• [Written problem]: Repeat the material below exactly, line for line.

──────── Information given

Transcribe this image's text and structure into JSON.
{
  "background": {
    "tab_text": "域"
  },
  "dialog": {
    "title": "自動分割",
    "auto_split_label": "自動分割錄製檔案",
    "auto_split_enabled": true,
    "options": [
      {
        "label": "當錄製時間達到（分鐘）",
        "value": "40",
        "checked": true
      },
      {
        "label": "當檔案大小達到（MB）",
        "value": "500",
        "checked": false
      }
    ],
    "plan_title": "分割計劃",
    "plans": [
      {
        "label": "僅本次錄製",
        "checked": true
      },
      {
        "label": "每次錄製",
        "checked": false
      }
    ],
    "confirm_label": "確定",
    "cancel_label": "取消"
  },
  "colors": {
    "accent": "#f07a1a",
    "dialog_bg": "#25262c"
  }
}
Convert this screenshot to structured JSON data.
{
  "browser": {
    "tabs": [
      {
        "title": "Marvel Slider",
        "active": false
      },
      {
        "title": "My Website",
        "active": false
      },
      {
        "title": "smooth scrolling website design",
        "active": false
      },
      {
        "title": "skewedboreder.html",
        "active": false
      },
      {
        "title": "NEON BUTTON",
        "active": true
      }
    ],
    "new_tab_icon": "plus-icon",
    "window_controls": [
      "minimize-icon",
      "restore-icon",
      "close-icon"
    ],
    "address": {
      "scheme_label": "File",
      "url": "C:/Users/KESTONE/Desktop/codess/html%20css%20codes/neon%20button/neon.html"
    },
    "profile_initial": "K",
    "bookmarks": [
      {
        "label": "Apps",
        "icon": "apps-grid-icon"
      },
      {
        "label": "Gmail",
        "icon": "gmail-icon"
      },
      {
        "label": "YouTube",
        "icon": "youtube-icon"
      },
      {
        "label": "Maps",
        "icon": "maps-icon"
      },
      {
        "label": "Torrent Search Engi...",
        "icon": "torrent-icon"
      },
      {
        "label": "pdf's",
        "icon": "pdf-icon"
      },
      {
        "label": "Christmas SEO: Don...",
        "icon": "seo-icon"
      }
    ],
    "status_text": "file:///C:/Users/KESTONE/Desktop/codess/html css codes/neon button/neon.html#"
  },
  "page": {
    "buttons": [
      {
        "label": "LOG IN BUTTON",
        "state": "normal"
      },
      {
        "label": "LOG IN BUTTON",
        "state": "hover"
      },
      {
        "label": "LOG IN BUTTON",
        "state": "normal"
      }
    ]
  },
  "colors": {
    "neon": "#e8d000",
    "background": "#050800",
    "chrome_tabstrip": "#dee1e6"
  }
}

────────────────

• [Result for this task]:
Transcribe this image's text and structure into JSON.
{
  "background": {
    "tab_text": "域"
  },
  "dialog": {
    "title": "自動分割",
    "auto_split_label": "自動分割錄製檔案",
    "auto_split_enabled": true,
    "options": [
      {
        "label": "當錄製時間達到（分鐘）",
        "value": "40",
        "checked": true
      },
      {
        "label": "當檔案大小達到（MB）",
        "value": "500",
        "checked": false
      }
    ],
    "plan_title": "分割計劃",
    "plans": [
      {
        "label": "僅本次錄製",
        "checked": true
      },
      {
        "label": "每次錄製",
        "checked": false
      }
    ],
    "confirm_label": "確定",
    "cancel_label": "取消"
  },
  "colors": {
    "accent": "#f07a1a",
    "dialog_bg": "#25262c"
  }
}
Convert this screenshot to structured JSON data.
{
  "browser": {
    "tabs": [
      {
        "title": "Marvel Slider",
        "active": false
      },
      {
        "title": "My Website",
        "active": false
      },
      {
        "title": "smooth scrolling website design",
        "active": false
      },
      {
        "title": "skewedboreder.html",
        "active": false
      },
      {
        "title": "NEON BUTTON",
        "active": true
      }
    ],
    "new_tab_icon": "plus-icon",
    "window_controls": [
      "minimize-icon",
      "restore-icon",
      "close-icon"
    ],
    "address": {
      "scheme_label": "File",
      "url": "C:/Users/KESTONE/Desktop/codess/html%20css%20codes/neon%20button/neon.html"
    },
    "profile_initial": "K",
    "bookmarks": [
      {
        "label": "Apps",
        "icon": "apps-grid-icon"
      },
      {
        "label": "Gmail",
        "icon": "gmail-icon"
      },
      {
        "label": "YouTube",
        "icon": "youtube-icon"
      },
      {
        "label": "Maps",
        "icon": "maps-icon"
      },
      {
        "label": "Torrent Search Engi...",
        "icon": "torrent-icon"
      },
      {
        "label": "pdf's",
        "icon": "pdf-icon"
      },
      {
        "label": "Christmas SEO: Don...",
        "icon": "seo-icon"
      }
    ],
    "status_text": "file:///C:/Users/KESTONE/Desktop/codess/html css codes/neon button/neon.html#"
  },
  "page": {
    "buttons": [
      {
        "label": "LOG IN BUTTON",
        "state": "normal"
      },
      {
        "label": "LOG IN BUTTON",
        "state": "hover"
      },
      {
        "label": "LOG IN BUTTON",
        "state": "normal"
      }
    ]
  },
  "colors": {
    "neon": "#e8d000",
    "background": "#050800",
    "chrome_tabstrip": "#dee1e6"
  }
}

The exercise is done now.